## [Your goal]
Every entry must be copied word for word.

───── Material for this task

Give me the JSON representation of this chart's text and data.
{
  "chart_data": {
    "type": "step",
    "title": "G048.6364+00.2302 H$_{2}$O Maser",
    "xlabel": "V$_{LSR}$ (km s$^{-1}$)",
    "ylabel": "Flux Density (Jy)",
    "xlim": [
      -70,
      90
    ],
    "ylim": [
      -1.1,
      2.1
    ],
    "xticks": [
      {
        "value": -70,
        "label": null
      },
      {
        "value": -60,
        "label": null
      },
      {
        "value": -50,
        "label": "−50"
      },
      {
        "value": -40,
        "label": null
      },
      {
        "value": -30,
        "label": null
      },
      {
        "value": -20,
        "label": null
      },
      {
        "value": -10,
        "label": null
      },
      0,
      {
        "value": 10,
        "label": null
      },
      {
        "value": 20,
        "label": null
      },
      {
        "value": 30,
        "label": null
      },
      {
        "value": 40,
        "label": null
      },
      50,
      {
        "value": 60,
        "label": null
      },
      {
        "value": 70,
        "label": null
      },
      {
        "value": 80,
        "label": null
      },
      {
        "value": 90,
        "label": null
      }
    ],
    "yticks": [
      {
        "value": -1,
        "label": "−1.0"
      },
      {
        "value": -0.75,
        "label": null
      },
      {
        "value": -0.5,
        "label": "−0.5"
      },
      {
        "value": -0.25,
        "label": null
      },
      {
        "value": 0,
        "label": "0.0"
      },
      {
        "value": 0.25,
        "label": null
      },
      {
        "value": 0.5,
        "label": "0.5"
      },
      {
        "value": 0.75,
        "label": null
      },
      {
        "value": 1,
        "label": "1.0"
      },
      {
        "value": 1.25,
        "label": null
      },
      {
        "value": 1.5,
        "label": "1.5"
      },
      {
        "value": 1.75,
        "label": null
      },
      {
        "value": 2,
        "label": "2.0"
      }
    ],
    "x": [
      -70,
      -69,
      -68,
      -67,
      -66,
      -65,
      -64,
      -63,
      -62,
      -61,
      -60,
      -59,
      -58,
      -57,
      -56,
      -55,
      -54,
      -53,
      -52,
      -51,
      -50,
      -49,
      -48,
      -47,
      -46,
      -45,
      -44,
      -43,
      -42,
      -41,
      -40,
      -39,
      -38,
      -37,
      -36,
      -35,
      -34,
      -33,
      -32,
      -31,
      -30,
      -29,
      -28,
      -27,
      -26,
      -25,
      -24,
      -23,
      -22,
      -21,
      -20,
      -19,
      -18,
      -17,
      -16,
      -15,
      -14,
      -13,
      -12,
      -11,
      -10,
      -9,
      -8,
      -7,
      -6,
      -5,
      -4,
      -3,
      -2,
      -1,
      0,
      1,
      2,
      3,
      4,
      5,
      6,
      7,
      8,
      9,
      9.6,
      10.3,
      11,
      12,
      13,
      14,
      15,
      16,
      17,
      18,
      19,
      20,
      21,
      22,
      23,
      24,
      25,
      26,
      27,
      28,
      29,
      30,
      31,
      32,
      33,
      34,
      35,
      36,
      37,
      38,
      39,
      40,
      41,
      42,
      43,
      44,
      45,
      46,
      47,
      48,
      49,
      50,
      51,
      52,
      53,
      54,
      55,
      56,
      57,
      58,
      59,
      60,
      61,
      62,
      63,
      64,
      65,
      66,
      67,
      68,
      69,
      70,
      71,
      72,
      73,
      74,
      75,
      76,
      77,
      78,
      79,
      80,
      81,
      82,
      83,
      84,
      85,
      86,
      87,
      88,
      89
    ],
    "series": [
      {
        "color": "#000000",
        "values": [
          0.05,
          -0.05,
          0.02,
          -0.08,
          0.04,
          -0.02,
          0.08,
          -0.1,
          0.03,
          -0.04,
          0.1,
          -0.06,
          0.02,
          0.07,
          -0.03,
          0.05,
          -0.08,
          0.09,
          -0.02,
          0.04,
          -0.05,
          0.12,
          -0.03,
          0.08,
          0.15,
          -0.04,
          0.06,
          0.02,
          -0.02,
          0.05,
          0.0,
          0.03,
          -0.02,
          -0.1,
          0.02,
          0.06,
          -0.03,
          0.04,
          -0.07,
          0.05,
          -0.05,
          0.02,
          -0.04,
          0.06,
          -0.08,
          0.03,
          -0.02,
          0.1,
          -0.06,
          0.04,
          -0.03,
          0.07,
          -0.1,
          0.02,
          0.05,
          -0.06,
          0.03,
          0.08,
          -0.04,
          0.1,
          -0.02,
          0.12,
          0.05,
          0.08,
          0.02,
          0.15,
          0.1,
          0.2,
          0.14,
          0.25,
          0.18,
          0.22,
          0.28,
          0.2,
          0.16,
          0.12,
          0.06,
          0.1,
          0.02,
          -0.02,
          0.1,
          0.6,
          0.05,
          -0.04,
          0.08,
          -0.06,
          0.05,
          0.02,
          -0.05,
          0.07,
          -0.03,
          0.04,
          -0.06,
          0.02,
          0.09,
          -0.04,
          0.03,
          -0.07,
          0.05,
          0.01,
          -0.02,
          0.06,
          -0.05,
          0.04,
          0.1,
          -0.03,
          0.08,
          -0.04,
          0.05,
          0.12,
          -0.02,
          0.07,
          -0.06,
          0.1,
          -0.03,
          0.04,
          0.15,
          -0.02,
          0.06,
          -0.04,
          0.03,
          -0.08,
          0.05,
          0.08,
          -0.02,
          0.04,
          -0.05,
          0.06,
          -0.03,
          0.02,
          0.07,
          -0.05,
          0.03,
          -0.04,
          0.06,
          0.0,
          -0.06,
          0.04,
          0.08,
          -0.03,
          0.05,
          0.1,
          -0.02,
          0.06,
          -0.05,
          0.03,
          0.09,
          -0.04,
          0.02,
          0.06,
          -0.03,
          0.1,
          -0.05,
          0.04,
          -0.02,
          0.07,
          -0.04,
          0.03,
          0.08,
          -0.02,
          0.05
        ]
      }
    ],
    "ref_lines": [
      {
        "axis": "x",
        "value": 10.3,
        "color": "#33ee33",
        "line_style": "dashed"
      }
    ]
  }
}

──────────

## [Response]
Give me the JSON representation of this chart's text and data.
{
  "chart_data": {
    "type": "step",
    "title": "G048.6364+00.2302 H$_{2}$O Maser",
    "xlabel": "V$_{LSR}$ (km s$^{-1}$)",
    "ylabel": "Flux Density (Jy)",
    "xlim": [
      -70,
      90
    ],
    "ylim": [
      -1.1,
      2.1
    ],
    "xticks": [
      {
        "value": -70,
        "label": null
      },
      {
        "value": -60,
        "label": null
      },
      {
        "value": -50,
        "label": "−50"
      },
      {
        "value": -40,
        "label": null
      },
      {
        "value": -30,
        "label": null
      },
      {
        "value": -20,
        "label": null
      },
      {
        "value": -10,
        "label": null
      },
      0,
      {
        "value": 10,
        "label": null
      },
      {
        "value": 20,
        "label": null
      },
      {
        "value": 30,
        "label": null
      },
      {
        "value": 40,
        "label": null
      },
      50,
      {
        "value": 60,
        "label": null
      },
      {
        "value": 70,
        "label": null
      },
      {
        "value": 80,
        "label": null
      },
      {
        "value": 90,
        "label": null
      }
    ],
    "yticks": [
      {
        "value": -1,
        "label": "−1.0"
      },
      {
        "value": -0.75,
        "label": null
      },
      {
        "value": -0.5,
        "label": "−0.5"
      },
      {
        "value": -0.25,
        "label": null
      },
      {
        "value": 0,
        "label": "0.0"
      },
      {
        "value": 0.25,
        "label": null
      },
      {
        "value": 0.5,
        "label": "0.5"
      },
      {
        "value": 0.75,
        "label": null
      },
      {
        "value": 1,
        "label": "1.0"
      },
      {
        "value": 1.25,
        "label": null
      },
      {
        "value": 1.5,
        "label": "1.5"
      },
      {
        "value": 1.75,
        "label": null
      },
      {
        "value": 2,
        "label": "2.0"
      }
    ],
    "x": [
      -70,
      -69,
      -68,
      -67,
      -66,
      -65,
      -64,
      -63,
      -62,
      -61,
      -60,
      -59,
      -58,
      -57,
      -56,
      -55,
      -54,
      -53,
      -52,
      -51,
      -50,
      -49,
      -48,
      -47,
      -46,
      -45,
      -44,
      -43,
      -42,
      -41,
      -40,
      -39,
      -38,
      -37,
      -36,
      -35,
      -34,
      -33,
      -32,
      -31,
      -30,
      -29,
      -28,
      -27,
      -26,
      -25,
      -24,
      -23,
      -22,
      -21,
      -20,
      -19,
      -18,
      -17,
      -16,
      -15,
      -14,
      -13,
      -12,
      -11,
      -10,
      -9,
      -8,
      -7,
      -6,
      -5,
      -4,
      -3,
      -2,
      -1,
      0,
      1,
      2,
      3,
      4,
      5,
      6,
      7,
      8,
      9,
      9.6,
      10.3,
      11,
      12,
      13,
      14,
      15,
      16,
      17,
      18,
      19,
      20,
      21,
      22,
      23,
      24,
      25,
      26,
      27,
      28,
      29,
      30,
      31,
      32,
      33,
      34,
      35,
      36,
      37,
      38,
      39,
      40,
      41,
      42,
      43,
      44,
      45,
      46,
      47,
      48,
      49,
      50,
      51,
      52,
      53,
      54,
      55,
      56,
      57,
      58,
      59,
      60,
      61,
      62,
      63,
      64,
      65,
      66,
      67,
      68,
      69,
      70,
      71,
      72,
      73,
      74,
      75,
      76,
      77,
      78,
      79,
      80,
      81,
      82,
      83,
      84,
      85,
      86,
      87,
      88,
      89
    ],
    "series": [
      {
        "color": "#000000",
        "values": [
          0.05,
          -0.05,
          0.02,
          -0.08,
          0.04,
          -0.02,
          0.08,
          -0.1,
          0.03,
          -0.04,
          0.1,
          -0.06,
          0.02,
          0.07,
          -0.03,
          0.05,
          -0.08,
          0.09,
          -0.02,
          0.04,
          -0.05,
          0.12,
          -0.03,
          0.08,
          0.15,
          -0.04,
          0.06,
          0.02,
          -0.02,
          0.05,
          0.0,
          0.03,
          -0.02,
          -0.1,
          0.02,
          0.06,
          -0.03,
          0.04,
          -0.07,
          0.05,
          -0.05,
          0.02,
          -0.04,
          0.06,
          -0.08,
          0.03,
          -0.02,
          0.1,
          -0.06,
          0.04,
          -0.03,
          0.07,
          -0.1,
          0.02,
          0.05,
          -0.06,
          0.03,
          0.08,
          -0.04,
          0.1,
          -0.02,
          0.12,
          0.05,
          0.08,
          0.02,
          0.15,
          0.1,
          0.2,
          0.14,
          0.25,
          0.18,
          0.22,
          0.28,
          0.2,
          0.16,
          0.12,
          0.06,
          0.1,
          0.02,
          -0.02,
          0.1,
          0.6,
          0.05,
          -0.04,
          0.08,
          -0.06,
          0.05,
          0.02,
          -0.05,
          0.07,
          -0.03,
          0.04,
          -0.06,
          0.02,
          0.09,
          -0.04,
          0.03,
          -0.07,
          0.05,
          0.01,
          -0.02,
          0.06,
          -0.05,
          0.04,
          0.1,
          -0.03,
          0.08,
          -0.04,
          0.05,
          0.12,
          -0.02,
          0.07,
          -0.06,
          0.1,
          -0.03,
          0.04,
          0.15,
          -0.02,
          0.06,
          -0.04,
          0.03,
          -0.08,
          0.05,
          0.08,
          -0.02,
          0.04,
          -0.05,
          0.06,
          -0.03,
          0.02,
          0.07,
          -0.05,
          0.03,
          -0.04,
          0.06,
          0.0,
          -0.06,
          0.04,
          0.08,
          -0.03,
          0.05,
          0.1,
          -0.02,
          0.06,
          -0.05,
          0.03,
          0.09,
          -0.04,
          0.02,
          0.06,
          -0.03,
          0.1,
          -0.05,
          0.04,
          -0.02,
          0.07,
          -0.04,
          0.03,
          0.08,
          -0.02,
          0.05
        ]
      }
    ],
    "ref_lines": [
      {
        "axis": "x",
        "value": 10.3,
        "color": "#33ee33",
        "line_style": "dashed"
      }
    ]
  }
}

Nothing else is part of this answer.